WHAT YOU SHOULD DO:
Retype every line of the material below exactly as it appears, leaving out the pictures.

RECORDS FOR THIS EXERCISE:
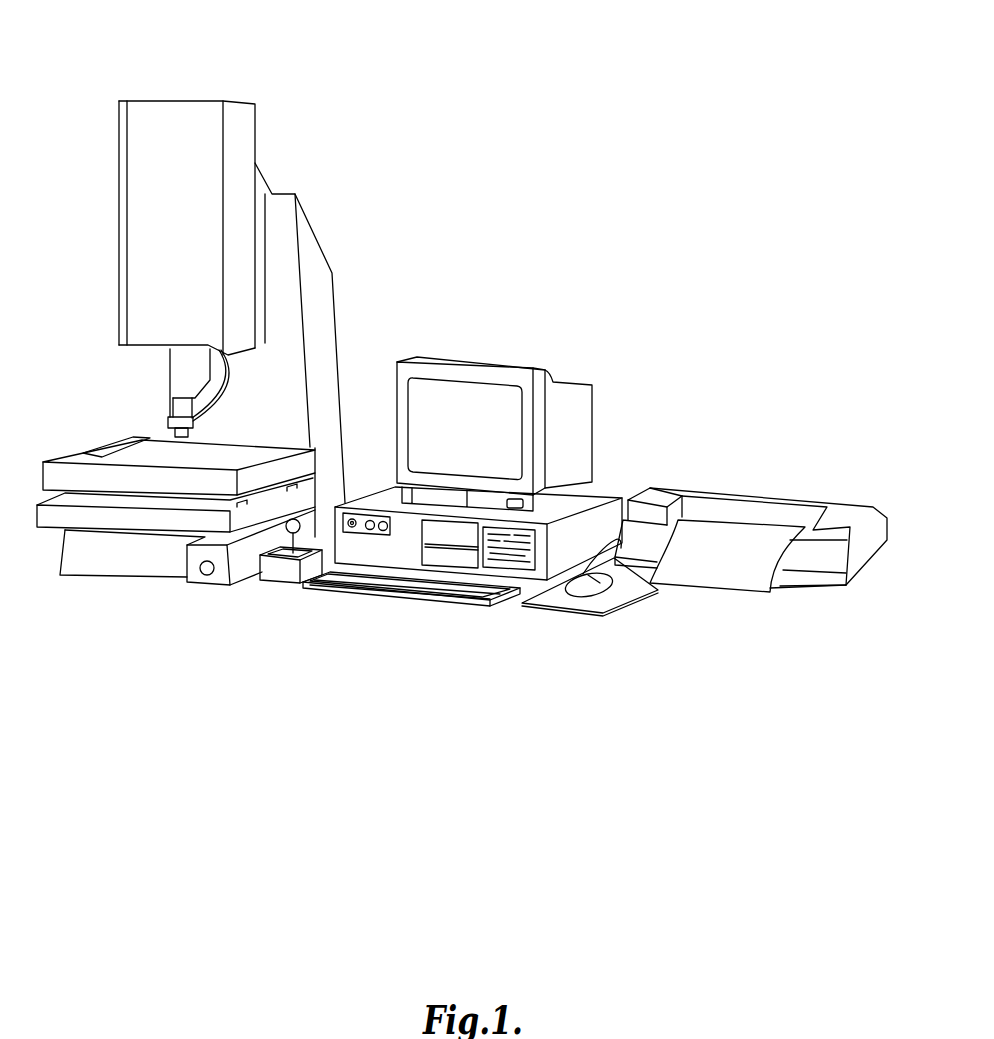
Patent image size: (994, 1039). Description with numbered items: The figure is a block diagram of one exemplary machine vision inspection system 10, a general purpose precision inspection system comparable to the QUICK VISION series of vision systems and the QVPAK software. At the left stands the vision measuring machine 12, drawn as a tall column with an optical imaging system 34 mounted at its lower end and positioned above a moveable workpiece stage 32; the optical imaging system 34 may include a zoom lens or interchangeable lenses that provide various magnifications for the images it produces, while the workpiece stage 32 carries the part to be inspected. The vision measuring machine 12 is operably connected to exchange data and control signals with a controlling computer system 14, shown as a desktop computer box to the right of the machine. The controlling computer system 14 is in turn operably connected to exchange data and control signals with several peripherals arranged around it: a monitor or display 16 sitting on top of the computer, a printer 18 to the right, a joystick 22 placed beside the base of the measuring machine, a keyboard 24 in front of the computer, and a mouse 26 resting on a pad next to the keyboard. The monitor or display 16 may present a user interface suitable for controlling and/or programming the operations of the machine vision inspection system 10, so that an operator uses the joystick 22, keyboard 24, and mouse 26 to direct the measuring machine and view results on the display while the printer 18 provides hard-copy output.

The machine vision inspection system 10 is at (597, 165).
The vision measuring machine 12 is at (173, 100).
The controlling computer system 14 is at (597, 497).
The monitor or display 16 is at (478, 360).
The printer 18 is at (760, 493).
The joystick 22 is at (277, 583).
The keyboard 24 is at (397, 599).
The mouse 26 is at (602, 596).
The moveable workpiece stage 32 is at (92, 443).
The optical imaging system 34 is at (168, 349).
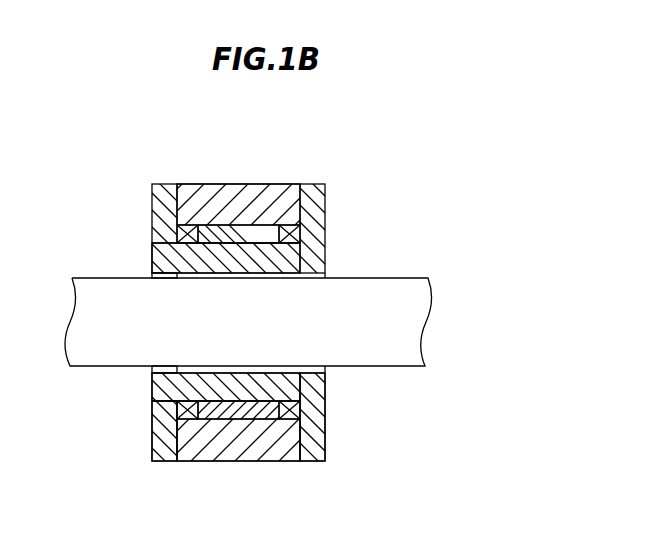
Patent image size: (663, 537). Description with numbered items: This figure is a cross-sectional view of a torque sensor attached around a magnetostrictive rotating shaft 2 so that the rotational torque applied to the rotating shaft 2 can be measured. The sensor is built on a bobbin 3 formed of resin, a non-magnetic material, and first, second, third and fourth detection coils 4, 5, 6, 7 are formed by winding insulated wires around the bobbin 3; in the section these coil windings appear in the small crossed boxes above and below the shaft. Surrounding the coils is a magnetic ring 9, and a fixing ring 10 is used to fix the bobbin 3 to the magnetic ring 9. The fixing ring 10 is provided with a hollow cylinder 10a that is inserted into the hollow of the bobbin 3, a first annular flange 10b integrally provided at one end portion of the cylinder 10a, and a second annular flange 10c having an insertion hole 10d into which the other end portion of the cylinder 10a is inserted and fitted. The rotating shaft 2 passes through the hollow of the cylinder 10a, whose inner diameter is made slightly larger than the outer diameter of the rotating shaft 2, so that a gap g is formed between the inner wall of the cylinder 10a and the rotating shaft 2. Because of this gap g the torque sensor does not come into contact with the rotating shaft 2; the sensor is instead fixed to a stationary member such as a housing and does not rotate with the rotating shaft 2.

The rotating shaft 2 is at (368, 292).
The bobbin 3 is at (235, 232).
The first detection coil 4 is at (178, 233).
The second detection coil 5 is at (289, 234).
The third detection coil 6 is at (187, 410).
The fourth detection coil 7 is at (289, 410).
The magnetic ring 9 is at (222, 188).
The fixing ring 10 is at (334, 180).
The cylinder 10a is at (253, 393).
The first annular flange 10b is at (315, 442).
The second annular flange 10c is at (162, 445).
The insertion hole 10d is at (168, 258).
The gap g is at (331, 377).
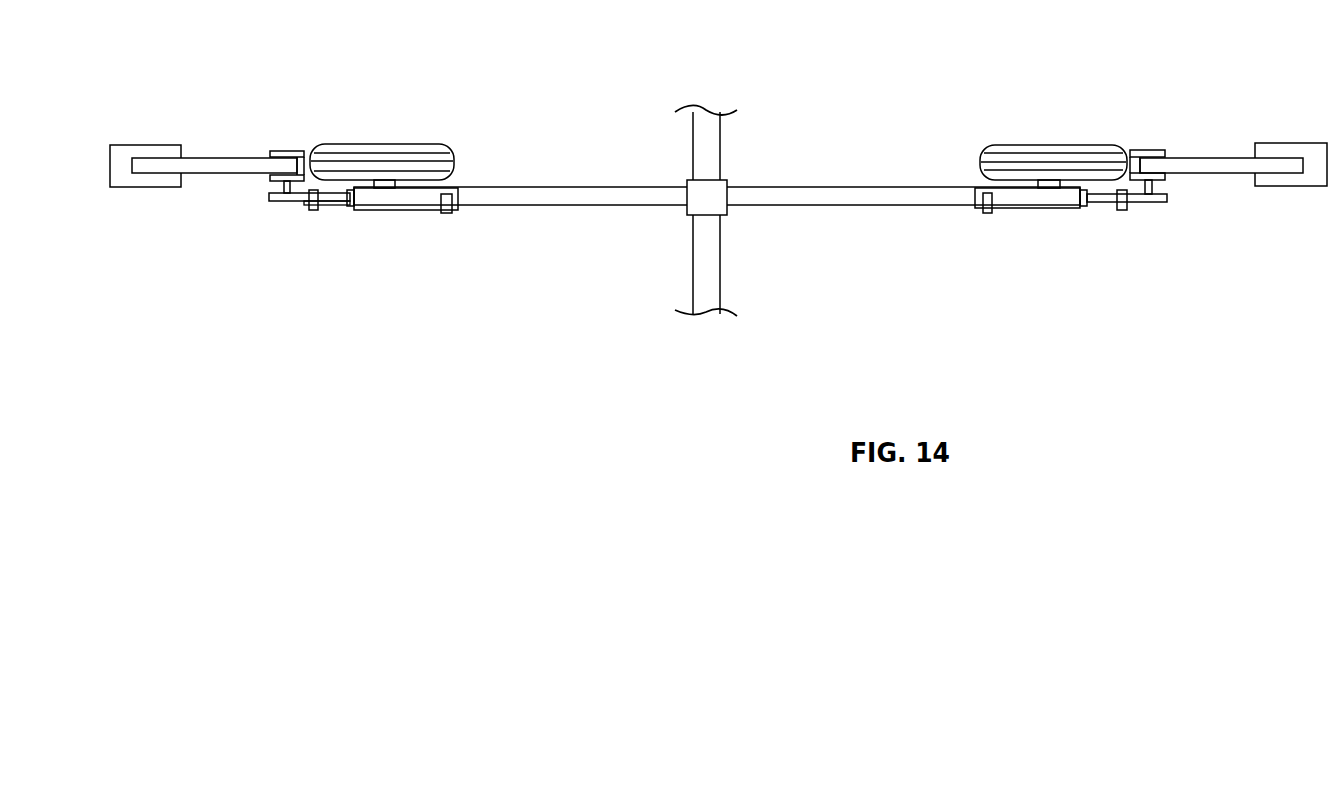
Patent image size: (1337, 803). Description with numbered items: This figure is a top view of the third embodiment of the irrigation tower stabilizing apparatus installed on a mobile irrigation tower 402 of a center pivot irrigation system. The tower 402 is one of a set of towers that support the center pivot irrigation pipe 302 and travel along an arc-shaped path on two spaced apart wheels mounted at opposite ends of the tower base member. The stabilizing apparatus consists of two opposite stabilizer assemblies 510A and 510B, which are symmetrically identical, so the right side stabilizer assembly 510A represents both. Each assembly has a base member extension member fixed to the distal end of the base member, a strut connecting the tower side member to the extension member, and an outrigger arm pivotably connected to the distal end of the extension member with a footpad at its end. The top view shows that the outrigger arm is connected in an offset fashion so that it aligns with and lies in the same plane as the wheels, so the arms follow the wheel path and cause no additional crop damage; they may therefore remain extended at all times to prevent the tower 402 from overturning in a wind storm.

The center pivot irrigation pipe 302 is at (720, 287).
The mobile irrigation tower 402 is at (842, 155).
The right side stabilizer assembly 510A is at (1215, 99).
The left side stabilizer assembly 510B is at (220, 137).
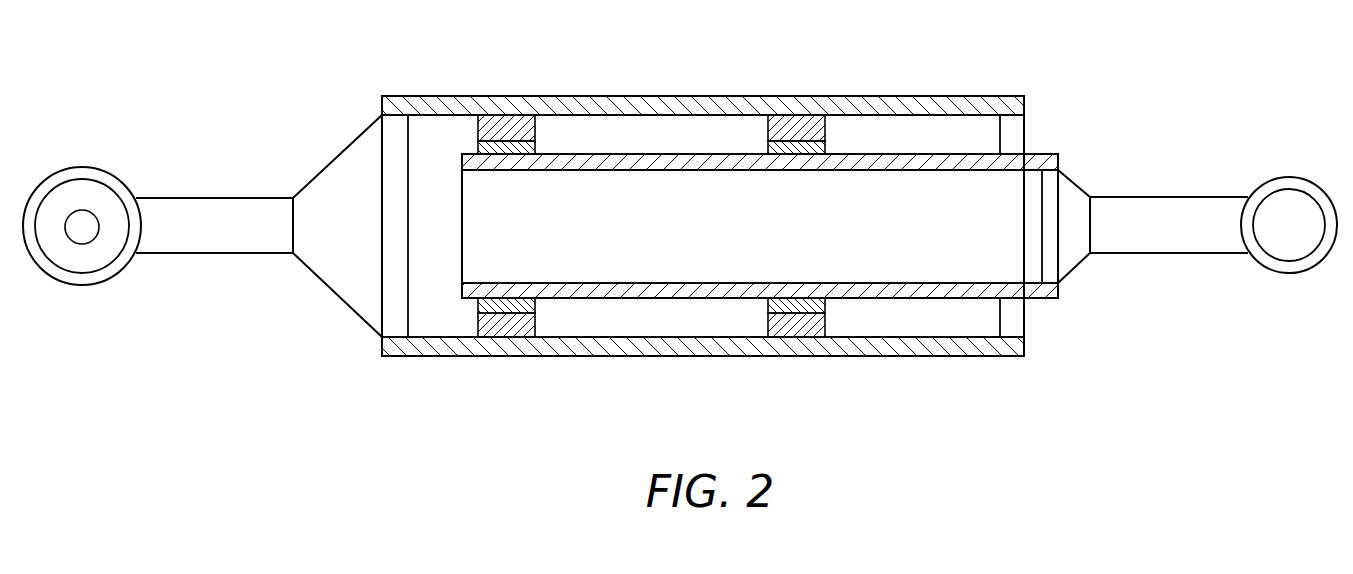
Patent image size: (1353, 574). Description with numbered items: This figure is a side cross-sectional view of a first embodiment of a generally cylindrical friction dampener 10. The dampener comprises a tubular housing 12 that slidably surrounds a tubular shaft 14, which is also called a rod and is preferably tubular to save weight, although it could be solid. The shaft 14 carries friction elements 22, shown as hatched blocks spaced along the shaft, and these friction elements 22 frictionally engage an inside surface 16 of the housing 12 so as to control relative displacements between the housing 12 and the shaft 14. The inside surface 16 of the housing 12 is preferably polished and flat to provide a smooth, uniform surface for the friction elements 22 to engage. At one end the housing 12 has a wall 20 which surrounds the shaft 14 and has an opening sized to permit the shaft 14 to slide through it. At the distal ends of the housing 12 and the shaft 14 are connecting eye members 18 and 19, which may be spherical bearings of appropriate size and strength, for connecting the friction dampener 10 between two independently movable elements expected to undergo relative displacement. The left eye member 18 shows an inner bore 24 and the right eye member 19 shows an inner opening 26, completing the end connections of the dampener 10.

The friction dampener 10 is at (313, 88).
The tubular housing 12 is at (566, 96).
The tubular shaft 14 is at (580, 300).
The inside surface 16 is at (875, 132).
The connecting eye member 18 is at (86, 286).
The connecting eye member 19 is at (1287, 272).
The wall 20 is at (1025, 131).
The friction elements 22 is at (535, 128).
The bushing opening 24 is at (82, 224).
The eye opening 26 is at (1278, 212).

REPLY:
Patent image size: (994, 1039). Description with numbered items: The figure is a block diagram of one exemplary machine vision inspection system 10, a general purpose precision inspection system comparable to the QUICK VISION series of vision systems and the QVPAK software. At the left stands the vision measuring machine 12, drawn as a tall column with an optical imaging system 34 mounted at its lower end and positioned above a moveable workpiece stage 32; the optical imaging system 34 may include a zoom lens or interchangeable lenses that provide various magnifications for the images it produces, while the workpiece stage 32 carries the part to be inspected. The vision measuring machine 12 is operably connected to exchange data and control signals with a controlling computer system 14, shown as a desktop computer box to the right of the machine. The controlling computer system 14 is in turn operably connected to exchange data and control signals with several peripherals arranged around it: a monitor or display 16 sitting on top of the computer, a printer 18 to the right, a joystick 22 placed beside the base of the measuring machine, a keyboard 24 in front of the computer, and a mouse 26 resting on a pad next to the keyboard. The monitor or display 16 may present a user interface suitable for controlling and/or programming the operations of the machine vision inspection system 10, so that an operator uses the joystick 22, keyboard 24, and mouse 26 to direct the measuring machine and view results on the display while the printer 18 provides hard-copy output.

The machine vision inspection system 10 is at (597, 165).
The vision measuring machine 12 is at (173, 100).
The controlling computer system 14 is at (597, 497).
The monitor or display 16 is at (478, 360).
The printer 18 is at (760, 493).
The joystick 22 is at (277, 583).
The keyboard 24 is at (397, 599).
The mouse 26 is at (602, 596).
The moveable workpiece stage 32 is at (92, 443).
The optical imaging system 34 is at (168, 349).
Patent image size: (663, 537). Description with numbered items: This figure is a cross-sectional view of a torque sensor attached around a magnetostrictive rotating shaft 2 so that the rotational torque applied to the rotating shaft 2 can be measured. The sensor is built on a bobbin 3 formed of resin, a non-magnetic material, and first, second, third and fourth detection coils 4, 5, 6, 7 are formed by winding insulated wires around the bobbin 3; in the section these coil windings appear in the small crossed boxes above and below the shaft. Surrounding the coils is a magnetic ring 9, and a fixing ring 10 is used to fix the bobbin 3 to the magnetic ring 9. The fixing ring 10 is provided with a hollow cylinder 10a that is inserted into the hollow of the bobbin 3, a first annular flange 10b integrally provided at one end portion of the cylinder 10a, and a second annular flange 10c having an insertion hole 10d into which the other end portion of the cylinder 10a is inserted and fitted. The rotating shaft 2 passes through the hollow of the cylinder 10a, whose inner diameter is made slightly larger than the outer diameter of the rotating shaft 2, so that a gap g is formed between the inner wall of the cylinder 10a and the rotating shaft 2. Because of this gap g the torque sensor does not come into contact with the rotating shaft 2; the sensor is instead fixed to a stationary member such as a housing and does not rotate with the rotating shaft 2.

The rotating shaft 2 is at (368, 292).
The bobbin 3 is at (235, 232).
The first detection coil 4 is at (178, 233).
The second detection coil 5 is at (289, 234).
The third detection coil 6 is at (187, 410).
The fourth detection coil 7 is at (289, 410).
The magnetic ring 9 is at (222, 188).
The fixing ring 10 is at (334, 180).
The cylinder 10a is at (253, 393).
The first annular flange 10b is at (315, 442).
The second annular flange 10c is at (162, 445).
The insertion hole 10d is at (168, 258).
The gap g is at (331, 377).
Patent image size: (1337, 803). Description with numbered items: This figure is a top view of the third embodiment of the irrigation tower stabilizing apparatus installed on a mobile irrigation tower 402 of a center pivot irrigation system. The tower 402 is one of a set of towers that support the center pivot irrigation pipe 302 and travel along an arc-shaped path on two spaced apart wheels mounted at opposite ends of the tower base member. The stabilizing apparatus consists of two opposite stabilizer assemblies 510A and 510B, which are symmetrically identical, so the right side stabilizer assembly 510A represents both. Each assembly has a base member extension member fixed to the distal end of the base member, a strut connecting the tower side member to the extension member, and an outrigger arm pivotably connected to the distal end of the extension member with a footpad at its end. The top view shows that the outrigger arm is connected in an offset fashion so that it aligns with and lies in the same plane as the wheels, so the arms follow the wheel path and cause no additional crop damage; they may therefore remain extended at all times to prevent the tower 402 from overturning in a wind storm.

The center pivot irrigation pipe 302 is at (720, 287).
The mobile irrigation tower 402 is at (842, 155).
The right side stabilizer assembly 510A is at (1215, 99).
The left side stabilizer assembly 510B is at (220, 137).
Patent image size: (1353, 574). Description with numbered items: This figure is a side cross-sectional view of a first embodiment of a generally cylindrical friction dampener 10. The dampener comprises a tubular housing 12 that slidably surrounds a tubular shaft 14, which is also called a rod and is preferably tubular to save weight, although it could be solid. The shaft 14 carries friction elements 22, shown as hatched blocks spaced along the shaft, and these friction elements 22 frictionally engage an inside surface 16 of the housing 12 so as to control relative displacements between the housing 12 and the shaft 14. The inside surface 16 of the housing 12 is preferably polished and flat to provide a smooth, uniform surface for the friction elements 22 to engage. At one end the housing 12 has a wall 20 which surrounds the shaft 14 and has an opening sized to permit the shaft 14 to slide through it. At the distal ends of the housing 12 and the shaft 14 are connecting eye members 18 and 19, which may be spherical bearings of appropriate size and strength, for connecting the friction dampener 10 between two independently movable elements expected to undergo relative displacement. The left eye member 18 shows an inner bore 24 and the right eye member 19 shows an inner opening 26, completing the end connections of the dampener 10.

The friction dampener 10 is at (313, 88).
The tubular housing 12 is at (566, 96).
The tubular shaft 14 is at (580, 300).
The inside surface 16 is at (875, 132).
The connecting eye member 18 is at (86, 286).
The connecting eye member 19 is at (1287, 272).
The wall 20 is at (1025, 131).
The friction elements 22 is at (535, 128).
The bushing opening 24 is at (82, 224).
The eye opening 26 is at (1278, 212).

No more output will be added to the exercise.